Required task ->
Will you transcribe the entries that follow, exactly and in full?

Saved data entries ->
━━━━━━━━

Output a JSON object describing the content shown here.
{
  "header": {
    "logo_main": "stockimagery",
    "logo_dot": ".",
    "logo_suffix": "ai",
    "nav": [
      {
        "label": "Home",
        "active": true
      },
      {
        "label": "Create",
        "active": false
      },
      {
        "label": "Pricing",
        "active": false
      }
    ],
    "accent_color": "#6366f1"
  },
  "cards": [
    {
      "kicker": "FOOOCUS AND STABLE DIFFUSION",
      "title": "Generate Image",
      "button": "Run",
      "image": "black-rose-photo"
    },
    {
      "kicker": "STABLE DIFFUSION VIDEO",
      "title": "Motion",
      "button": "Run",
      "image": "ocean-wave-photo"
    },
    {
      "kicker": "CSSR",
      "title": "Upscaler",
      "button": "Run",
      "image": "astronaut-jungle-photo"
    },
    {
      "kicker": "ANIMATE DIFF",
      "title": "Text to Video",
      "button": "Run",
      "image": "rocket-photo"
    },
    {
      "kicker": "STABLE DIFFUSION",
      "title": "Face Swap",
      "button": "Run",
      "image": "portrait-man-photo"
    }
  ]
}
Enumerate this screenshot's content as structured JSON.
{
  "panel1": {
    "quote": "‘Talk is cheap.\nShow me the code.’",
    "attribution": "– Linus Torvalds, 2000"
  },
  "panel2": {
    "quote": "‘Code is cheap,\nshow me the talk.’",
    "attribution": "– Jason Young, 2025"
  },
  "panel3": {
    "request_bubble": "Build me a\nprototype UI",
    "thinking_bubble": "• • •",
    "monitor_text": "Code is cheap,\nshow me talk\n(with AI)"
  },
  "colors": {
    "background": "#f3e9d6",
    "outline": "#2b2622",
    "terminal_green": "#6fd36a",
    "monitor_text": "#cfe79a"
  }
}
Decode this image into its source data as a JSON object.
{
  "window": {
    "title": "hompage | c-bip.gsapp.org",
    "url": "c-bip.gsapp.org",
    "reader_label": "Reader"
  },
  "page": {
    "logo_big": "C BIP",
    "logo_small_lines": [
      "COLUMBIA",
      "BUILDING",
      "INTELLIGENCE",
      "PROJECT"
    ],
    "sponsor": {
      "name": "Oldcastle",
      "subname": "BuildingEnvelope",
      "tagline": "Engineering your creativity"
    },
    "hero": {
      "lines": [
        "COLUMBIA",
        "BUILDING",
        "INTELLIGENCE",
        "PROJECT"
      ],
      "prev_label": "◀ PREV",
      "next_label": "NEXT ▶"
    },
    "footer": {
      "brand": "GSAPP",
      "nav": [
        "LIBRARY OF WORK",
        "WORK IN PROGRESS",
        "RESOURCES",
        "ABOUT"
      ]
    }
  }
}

━━━━━━━━

Exercise result ->
Output a JSON object describing the content shown here.
{
  "header": {
    "logo_main": "stockimagery",
    "logo_dot": ".",
    "logo_suffix": "ai",
    "nav": [
      {
        "label": "Home",
        "active": true
      },
      {
        "label": "Create",
        "active": false
      },
      {
        "label": "Pricing",
        "active": false
      }
    ],
    "accent_color": "#6366f1"
  },
  "cards": [
    {
      "kicker": "FOOOCUS AND STABLE DIFFUSION",
      "title": "Generate Image",
      "button": "Run",
      "image": "black-rose-photo"
    },
    {
      "kicker": "STABLE DIFFUSION VIDEO",
      "title": "Motion",
      "button": "Run",
      "image": "ocean-wave-photo"
    },
    {
      "kicker": "CSSR",
      "title": "Upscaler",
      "button": "Run",
      "image": "astronaut-jungle-photo"
    },
    {
      "kicker": "ANIMATE DIFF",
      "title": "Text to Video",
      "button": "Run",
      "image": "rocket-photo"
    },
    {
      "kicker": "STABLE DIFFUSION",
      "title": "Face Swap",
      "button": "Run",
      "image": "portrait-man-photo"
    }
  ]
}
Enumerate this screenshot's content as structured JSON.
{
  "panel1": {
    "quote": "‘Talk is cheap.\nShow me the code.’",
    "attribution": "– Linus Torvalds, 2000"
  },
  "panel2": {
    "quote": "‘Code is cheap,\nshow me the talk.’",
    "attribution": "– Jason Young, 2025"
  },
  "panel3": {
    "request_bubble": "Build me a\nprototype UI",
    "thinking_bubble": "• • •",
    "monitor_text": "Code is cheap,\nshow me talk\n(with AI)"
  },
  "colors": {
    "background": "#f3e9d6",
    "outline": "#2b2622",
    "terminal_green": "#6fd36a",
    "monitor_text": "#cfe79a"
  }
}
Decode this image into its source data as a JSON object.
{
  "window": {
    "title": "hompage | c-bip.gsapp.org",
    "url": "c-bip.gsapp.org",
    "reader_label": "Reader"
  },
  "page": {
    "logo_big": "C BIP",
    "logo_small_lines": [
      "COLUMBIA",
      "BUILDING",
      "INTELLIGENCE",
      "PROJECT"
    ],
    "sponsor": {
      "name": "Oldcastle",
      "subname": "BuildingEnvelope",
      "tagline": "Engineering your creativity"
    },
    "hero": {
      "lines": [
        "COLUMBIA",
        "BUILDING",
        "INTELLIGENCE",
        "PROJECT"
      ],
      "prev_label": "◀ PREV",
      "next_label": "NEXT ▶"
    },
    "footer": {
      "brand": "GSAPP",
      "nav": [
        "LIBRARY OF WORK",
        "WORK IN PROGRESS",
        "RESOURCES",
        "ABOUT"
      ]
    }
  }
}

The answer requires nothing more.